## Task requirements
Your task is to transcribe all of the data below exactly, omitting the images.

## Data listing

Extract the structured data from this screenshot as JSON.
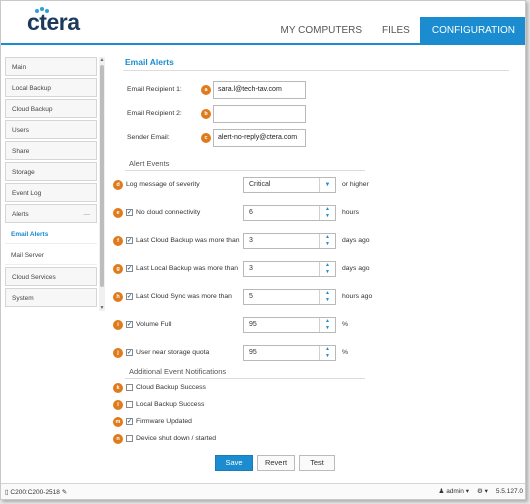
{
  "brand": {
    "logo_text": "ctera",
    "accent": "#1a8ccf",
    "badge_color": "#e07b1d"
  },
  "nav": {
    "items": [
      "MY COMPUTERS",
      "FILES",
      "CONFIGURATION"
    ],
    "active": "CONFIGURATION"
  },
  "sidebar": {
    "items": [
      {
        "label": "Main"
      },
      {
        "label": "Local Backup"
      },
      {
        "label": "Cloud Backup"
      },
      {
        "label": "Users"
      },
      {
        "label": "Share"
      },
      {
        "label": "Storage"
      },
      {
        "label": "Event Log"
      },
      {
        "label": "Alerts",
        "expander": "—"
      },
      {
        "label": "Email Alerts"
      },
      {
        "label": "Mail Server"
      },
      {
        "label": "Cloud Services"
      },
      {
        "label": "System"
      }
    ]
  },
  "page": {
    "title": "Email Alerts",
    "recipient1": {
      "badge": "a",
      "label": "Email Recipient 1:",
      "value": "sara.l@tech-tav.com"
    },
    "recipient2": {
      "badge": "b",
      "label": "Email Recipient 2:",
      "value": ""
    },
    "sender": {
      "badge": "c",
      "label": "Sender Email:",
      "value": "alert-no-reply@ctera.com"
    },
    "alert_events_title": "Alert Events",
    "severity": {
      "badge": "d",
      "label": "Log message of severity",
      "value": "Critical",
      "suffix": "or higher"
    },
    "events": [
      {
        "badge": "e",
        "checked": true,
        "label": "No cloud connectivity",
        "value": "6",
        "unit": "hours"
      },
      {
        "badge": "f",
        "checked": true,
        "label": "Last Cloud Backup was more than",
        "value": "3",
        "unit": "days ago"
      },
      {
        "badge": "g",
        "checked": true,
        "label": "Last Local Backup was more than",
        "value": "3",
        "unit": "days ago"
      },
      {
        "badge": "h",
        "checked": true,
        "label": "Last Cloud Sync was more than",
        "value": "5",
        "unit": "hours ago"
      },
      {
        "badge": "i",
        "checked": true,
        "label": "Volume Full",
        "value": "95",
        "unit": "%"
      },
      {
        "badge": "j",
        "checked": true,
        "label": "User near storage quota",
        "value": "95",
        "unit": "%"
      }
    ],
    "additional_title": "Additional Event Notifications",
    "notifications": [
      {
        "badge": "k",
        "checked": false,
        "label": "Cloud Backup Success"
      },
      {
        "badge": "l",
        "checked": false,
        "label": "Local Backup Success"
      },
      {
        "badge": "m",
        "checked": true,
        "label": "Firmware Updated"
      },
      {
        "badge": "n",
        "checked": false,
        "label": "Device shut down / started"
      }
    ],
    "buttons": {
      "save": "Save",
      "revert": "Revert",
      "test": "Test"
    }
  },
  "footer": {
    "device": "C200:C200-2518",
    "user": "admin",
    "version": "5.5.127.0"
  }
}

## Answer to the problem
Extract the structured data from this screenshot as JSON.
{
  "brand": {
    "logo_text": "ctera",
    "accent": "#1a8ccf",
    "badge_color": "#e07b1d"
  },
  "nav": {
    "items": [
      "MY COMPUTERS",
      "FILES",
      "CONFIGURATION"
    ],
    "active": "CONFIGURATION"
  },
  "sidebar": {
    "items": [
      {
        "label": "Main"
      },
      {
        "label": "Local Backup"
      },
      {
        "label": "Cloud Backup"
      },
      {
        "label": "Users"
      },
      {
        "label": "Share"
      },
      {
        "label": "Storage"
      },
      {
        "label": "Event Log"
      },
      {
        "label": "Alerts",
        "expander": "—"
      },
      {
        "label": "Email Alerts"
      },
      {
        "label": "Mail Server"
      },
      {
        "label": "Cloud Services"
      },
      {
        "label": "System"
      }
    ]
  },
  "page": {
    "title": "Email Alerts",
    "recipient1": {
      "badge": "a",
      "label": "Email Recipient 1:",
      "value": "sara.l@tech-tav.com"
    },
    "recipient2": {
      "badge": "b",
      "label": "Email Recipient 2:",
      "value": ""
    },
    "sender": {
      "badge": "c",
      "label": "Sender Email:",
      "value": "alert-no-reply@ctera.com"
    },
    "alert_events_title": "Alert Events",
    "severity": {
      "badge": "d",
      "label": "Log message of severity",
      "value": "Critical",
      "suffix": "or higher"
    },
    "events": [
      {
        "badge": "e",
        "checked": true,
        "label": "No cloud connectivity",
        "value": "6",
        "unit": "hours"
      },
      {
        "badge": "f",
        "checked": true,
        "label": "Last Cloud Backup was more than",
        "value": "3",
        "unit": "days ago"
      },
      {
        "badge": "g",
        "checked": true,
        "label": "Last Local Backup was more than",
        "value": "3",
        "unit": "days ago"
      },
      {
        "badge": "h",
        "checked": true,
        "label": "Last Cloud Sync was more than",
        "value": "5",
        "unit": "hours ago"
      },
      {
        "badge": "i",
        "checked": true,
        "label": "Volume Full",
        "value": "95",
        "unit": "%"
      },
      {
        "badge": "j",
        "checked": true,
        "label": "User near storage quota",
        "value": "95",
        "unit": "%"
      }
    ],
    "additional_title": "Additional Event Notifications",
    "notifications": [
      {
        "badge": "k",
        "checked": false,
        "label": "Cloud Backup Success"
      },
      {
        "badge": "l",
        "checked": false,
        "label": "Local Backup Success"
      },
      {
        "badge": "m",
        "checked": true,
        "label": "Firmware Updated"
      },
      {
        "badge": "n",
        "checked": false,
        "label": "Device shut down / started"
      }
    ],
    "buttons": {
      "save": "Save",
      "revert": "Revert",
      "test": "Test"
    }
  },
  "footer": {
    "device": "C200:C200-2518",
    "user": "admin",
    "version": "5.5.127.0"
  }
}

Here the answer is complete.